▶ _AIM OF THE EXERCISE_: Emit the entire listing verbatim.
***** INFORMATION GIVEN *****
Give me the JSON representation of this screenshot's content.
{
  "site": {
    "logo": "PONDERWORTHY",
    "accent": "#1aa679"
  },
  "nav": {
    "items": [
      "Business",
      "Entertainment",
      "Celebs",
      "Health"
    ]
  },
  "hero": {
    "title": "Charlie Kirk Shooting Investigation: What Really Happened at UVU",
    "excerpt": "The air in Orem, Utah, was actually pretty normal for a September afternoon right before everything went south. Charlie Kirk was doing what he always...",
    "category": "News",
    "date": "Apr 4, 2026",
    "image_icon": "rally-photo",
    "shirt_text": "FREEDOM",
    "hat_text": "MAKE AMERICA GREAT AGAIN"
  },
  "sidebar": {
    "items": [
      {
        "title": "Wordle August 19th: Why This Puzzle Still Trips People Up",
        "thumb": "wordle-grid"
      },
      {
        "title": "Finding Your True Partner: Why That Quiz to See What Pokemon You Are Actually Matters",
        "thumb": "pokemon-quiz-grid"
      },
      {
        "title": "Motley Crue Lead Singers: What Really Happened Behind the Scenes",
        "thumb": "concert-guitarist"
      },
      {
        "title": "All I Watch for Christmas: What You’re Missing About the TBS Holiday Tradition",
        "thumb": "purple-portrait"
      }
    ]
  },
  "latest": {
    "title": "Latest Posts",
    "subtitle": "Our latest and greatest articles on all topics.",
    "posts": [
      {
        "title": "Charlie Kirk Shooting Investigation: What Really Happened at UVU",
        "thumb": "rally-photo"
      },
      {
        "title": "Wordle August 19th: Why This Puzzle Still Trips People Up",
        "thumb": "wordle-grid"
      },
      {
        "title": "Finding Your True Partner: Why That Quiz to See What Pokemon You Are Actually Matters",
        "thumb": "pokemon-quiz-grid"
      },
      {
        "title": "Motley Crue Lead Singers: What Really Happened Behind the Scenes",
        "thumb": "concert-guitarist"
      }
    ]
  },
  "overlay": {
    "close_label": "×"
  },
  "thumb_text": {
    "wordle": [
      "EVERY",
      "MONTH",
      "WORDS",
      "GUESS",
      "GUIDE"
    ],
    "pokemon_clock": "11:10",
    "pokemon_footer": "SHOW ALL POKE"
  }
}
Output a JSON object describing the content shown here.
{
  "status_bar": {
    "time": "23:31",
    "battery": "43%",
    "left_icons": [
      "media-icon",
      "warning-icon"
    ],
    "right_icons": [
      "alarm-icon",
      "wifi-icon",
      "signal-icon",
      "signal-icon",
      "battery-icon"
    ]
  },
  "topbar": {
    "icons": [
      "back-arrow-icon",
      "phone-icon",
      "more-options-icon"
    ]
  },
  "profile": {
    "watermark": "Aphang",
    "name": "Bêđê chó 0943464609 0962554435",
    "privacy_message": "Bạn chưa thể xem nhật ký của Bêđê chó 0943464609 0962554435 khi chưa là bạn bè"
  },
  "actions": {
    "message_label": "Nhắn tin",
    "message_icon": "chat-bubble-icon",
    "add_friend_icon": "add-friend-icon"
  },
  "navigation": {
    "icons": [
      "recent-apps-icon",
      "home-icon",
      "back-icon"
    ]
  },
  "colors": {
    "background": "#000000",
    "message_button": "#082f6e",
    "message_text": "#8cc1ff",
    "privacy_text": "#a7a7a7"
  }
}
*****
▶ _RESULT OF THIS EXERCISE_:
Give me the JSON representation of this screenshot's content.
{
  "site": {
    "logo": "PONDERWORTHY",
    "accent": "#1aa679"
  },
  "nav": {
    "items": [
      "Business",
      "Entertainment",
      "Celebs",
      "Health"
    ]
  },
  "hero": {
    "title": "Charlie Kirk Shooting Investigation: What Really Happened at UVU",
    "excerpt": "The air in Orem, Utah, was actually pretty normal for a September afternoon right before everything went south. Charlie Kirk was doing what he always...",
    "category": "News",
    "date": "Apr 4, 2026",
    "image_icon": "rally-photo",
    "shirt_text": "FREEDOM",
    "hat_text": "MAKE AMERICA GREAT AGAIN"
  },
  "sidebar": {
    "items": [
      {
        "title": "Wordle August 19th: Why This Puzzle Still Trips People Up",
        "thumb": "wordle-grid"
      },
      {
        "title": "Finding Your True Partner: Why That Quiz to See What Pokemon You Are Actually Matters",
        "thumb": "pokemon-quiz-grid"
      },
      {
        "title": "Motley Crue Lead Singers: What Really Happened Behind the Scenes",
        "thumb": "concert-guitarist"
      },
      {
        "title": "All I Watch for Christmas: What You’re Missing About the TBS Holiday Tradition",
        "thumb": "purple-portrait"
      }
    ]
  },
  "latest": {
    "title": "Latest Posts",
    "subtitle": "Our latest and greatest articles on all topics.",
    "posts": [
      {
        "title": "Charlie Kirk Shooting Investigation: What Really Happened at UVU",
        "thumb": "rally-photo"
      },
      {
        "title": "Wordle August 19th: Why This Puzzle Still Trips People Up",
        "thumb": "wordle-grid"
      },
      {
        "title": "Finding Your True Partner: Why That Quiz to See What Pokemon You Are Actually Matters",
        "thumb": "pokemon-quiz-grid"
      },
      {
        "title": "Motley Crue Lead Singers: What Really Happened Behind the Scenes",
        "thumb": "concert-guitarist"
      }
    ]
  },
  "overlay": {
    "close_label": "×"
  },
  "thumb_text": {
    "wordle": [
      "EVERY",
      "MONTH",
      "WORDS",
      "GUESS",
      "GUIDE"
    ],
    "pokemon_clock": "11:10",
    "pokemon_footer": "SHOW ALL POKE"
  }
}
Output a JSON object describing the content shown here.
{
  "status_bar": {
    "time": "23:31",
    "battery": "43%",
    "left_icons": [
      "media-icon",
      "warning-icon"
    ],
    "right_icons": [
      "alarm-icon",
      "wifi-icon",
      "signal-icon",
      "signal-icon",
      "battery-icon"
    ]
  },
  "topbar": {
    "icons": [
      "back-arrow-icon",
      "phone-icon",
      "more-options-icon"
    ]
  },
  "profile": {
    "watermark": "Aphang",
    "name": "Bêđê chó 0943464609 0962554435",
    "privacy_message": "Bạn chưa thể xem nhật ký của Bêđê chó 0943464609 0962554435 khi chưa là bạn bè"
  },
  "actions": {
    "message_label": "Nhắn tin",
    "message_icon": "chat-bubble-icon",
    "add_friend_icon": "add-friend-icon"
  },
  "navigation": {
    "icons": [
      "recent-apps-icon",
      "home-icon",
      "back-icon"
    ]
  },
  "colors": {
    "background": "#000000",
    "message_button": "#082f6e",
    "message_text": "#8cc1ff",
    "privacy_text": "#a7a7a7"
  }
}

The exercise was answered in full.